- EXERCISE DESCRIPTION:
Extract all of the data and reproduce it precisely.

(Records about charts and figures)

## BEGIN

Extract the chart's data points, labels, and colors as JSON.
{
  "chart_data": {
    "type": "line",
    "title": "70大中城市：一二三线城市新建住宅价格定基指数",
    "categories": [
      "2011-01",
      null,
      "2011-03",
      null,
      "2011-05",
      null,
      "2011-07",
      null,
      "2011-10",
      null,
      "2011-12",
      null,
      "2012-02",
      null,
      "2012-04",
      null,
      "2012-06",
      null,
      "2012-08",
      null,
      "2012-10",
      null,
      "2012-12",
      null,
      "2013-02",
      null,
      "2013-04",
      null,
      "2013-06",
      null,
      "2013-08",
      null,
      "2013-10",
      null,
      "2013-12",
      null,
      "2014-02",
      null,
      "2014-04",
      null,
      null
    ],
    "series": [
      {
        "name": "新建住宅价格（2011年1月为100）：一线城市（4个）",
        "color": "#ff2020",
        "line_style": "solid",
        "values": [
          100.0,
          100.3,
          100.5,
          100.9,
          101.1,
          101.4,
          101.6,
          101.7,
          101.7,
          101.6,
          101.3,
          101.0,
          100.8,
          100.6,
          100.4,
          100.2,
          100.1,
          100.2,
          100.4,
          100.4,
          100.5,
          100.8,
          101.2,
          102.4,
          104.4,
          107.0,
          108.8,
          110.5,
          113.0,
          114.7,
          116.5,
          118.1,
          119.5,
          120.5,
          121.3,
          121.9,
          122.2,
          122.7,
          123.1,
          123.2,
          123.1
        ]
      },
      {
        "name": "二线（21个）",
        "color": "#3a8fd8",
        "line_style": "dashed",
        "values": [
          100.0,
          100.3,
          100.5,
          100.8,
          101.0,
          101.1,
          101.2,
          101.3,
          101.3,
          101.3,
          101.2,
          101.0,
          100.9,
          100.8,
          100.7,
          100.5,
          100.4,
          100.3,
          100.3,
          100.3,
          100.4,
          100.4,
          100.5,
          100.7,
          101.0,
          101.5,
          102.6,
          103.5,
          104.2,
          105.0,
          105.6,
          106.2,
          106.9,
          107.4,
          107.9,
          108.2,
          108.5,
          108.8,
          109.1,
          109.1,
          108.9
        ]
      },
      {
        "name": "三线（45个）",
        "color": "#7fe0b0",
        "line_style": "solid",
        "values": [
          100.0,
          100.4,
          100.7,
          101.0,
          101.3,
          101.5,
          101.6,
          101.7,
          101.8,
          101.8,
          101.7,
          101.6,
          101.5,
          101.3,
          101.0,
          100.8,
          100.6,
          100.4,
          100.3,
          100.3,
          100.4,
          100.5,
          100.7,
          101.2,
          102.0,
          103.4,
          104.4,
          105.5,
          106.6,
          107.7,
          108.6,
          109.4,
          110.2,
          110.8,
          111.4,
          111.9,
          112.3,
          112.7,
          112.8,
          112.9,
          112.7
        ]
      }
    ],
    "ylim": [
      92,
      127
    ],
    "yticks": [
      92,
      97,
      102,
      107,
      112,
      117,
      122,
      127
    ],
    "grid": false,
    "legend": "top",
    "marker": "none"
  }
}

## END

- WORKED SOLUTION:
Extract the chart's data points, labels, and colors as JSON.
{
  "chart_data": {
    "type": "line",
    "title": "70大中城市：一二三线城市新建住宅价格定基指数",
    "categories": [
      "2011-01",
      null,
      "2011-03",
      null,
      "2011-05",
      null,
      "2011-07",
      null,
      "2011-10",
      null,
      "2011-12",
      null,
      "2012-02",
      null,
      "2012-04",
      null,
      "2012-06",
      null,
      "2012-08",
      null,
      "2012-10",
      null,
      "2012-12",
      null,
      "2013-02",
      null,
      "2013-04",
      null,
      "2013-06",
      null,
      "2013-08",
      null,
      "2013-10",
      null,
      "2013-12",
      null,
      "2014-02",
      null,
      "2014-04",
      null,
      null
    ],
    "series": [
      {
        "name": "新建住宅价格（2011年1月为100）：一线城市（4个）",
        "color": "#ff2020",
        "line_style": "solid",
        "values": [
          100.0,
          100.3,
          100.5,
          100.9,
          101.1,
          101.4,
          101.6,
          101.7,
          101.7,
          101.6,
          101.3,
          101.0,
          100.8,
          100.6,
          100.4,
          100.2,
          100.1,
          100.2,
          100.4,
          100.4,
          100.5,
          100.8,
          101.2,
          102.4,
          104.4,
          107.0,
          108.8,
          110.5,
          113.0,
          114.7,
          116.5,
          118.1,
          119.5,
          120.5,
          121.3,
          121.9,
          122.2,
          122.7,
          123.1,
          123.2,
          123.1
        ]
      },
      {
        "name": "二线（21个）",
        "color": "#3a8fd8",
        "line_style": "dashed",
        "values": [
          100.0,
          100.3,
          100.5,
          100.8,
          101.0,
          101.1,
          101.2,
          101.3,
          101.3,
          101.3,
          101.2,
          101.0,
          100.9,
          100.8,
          100.7,
          100.5,
          100.4,
          100.3,
          100.3,
          100.3,
          100.4,
          100.4,
          100.5,
          100.7,
          101.0,
          101.5,
          102.6,
          103.5,
          104.2,
          105.0,
          105.6,
          106.2,
          106.9,
          107.4,
          107.9,
          108.2,
          108.5,
          108.8,
          109.1,
          109.1,
          108.9
        ]
      },
      {
        "name": "三线（45个）",
        "color": "#7fe0b0",
        "line_style": "solid",
        "values": [
          100.0,
          100.4,
          100.7,
          101.0,
          101.3,
          101.5,
          101.6,
          101.7,
          101.8,
          101.8,
          101.7,
          101.6,
          101.5,
          101.3,
          101.0,
          100.8,
          100.6,
          100.4,
          100.3,
          100.3,
          100.4,
          100.5,
          100.7,
          101.2,
          102.0,
          103.4,
          104.4,
          105.5,
          106.6,
          107.7,
          108.6,
          109.4,
          110.2,
          110.8,
          111.4,
          111.9,
          112.3,
          112.7,
          112.8,
          112.9,
          112.7
        ]
      }
    ],
    "ylim": [
      92,
      127
    ],
    "yticks": [
      92,
      97,
      102,
      107,
      112,
      117,
      122,
      127
    ],
    "grid": false,
    "legend": "top",
    "marker": "none"
  }
}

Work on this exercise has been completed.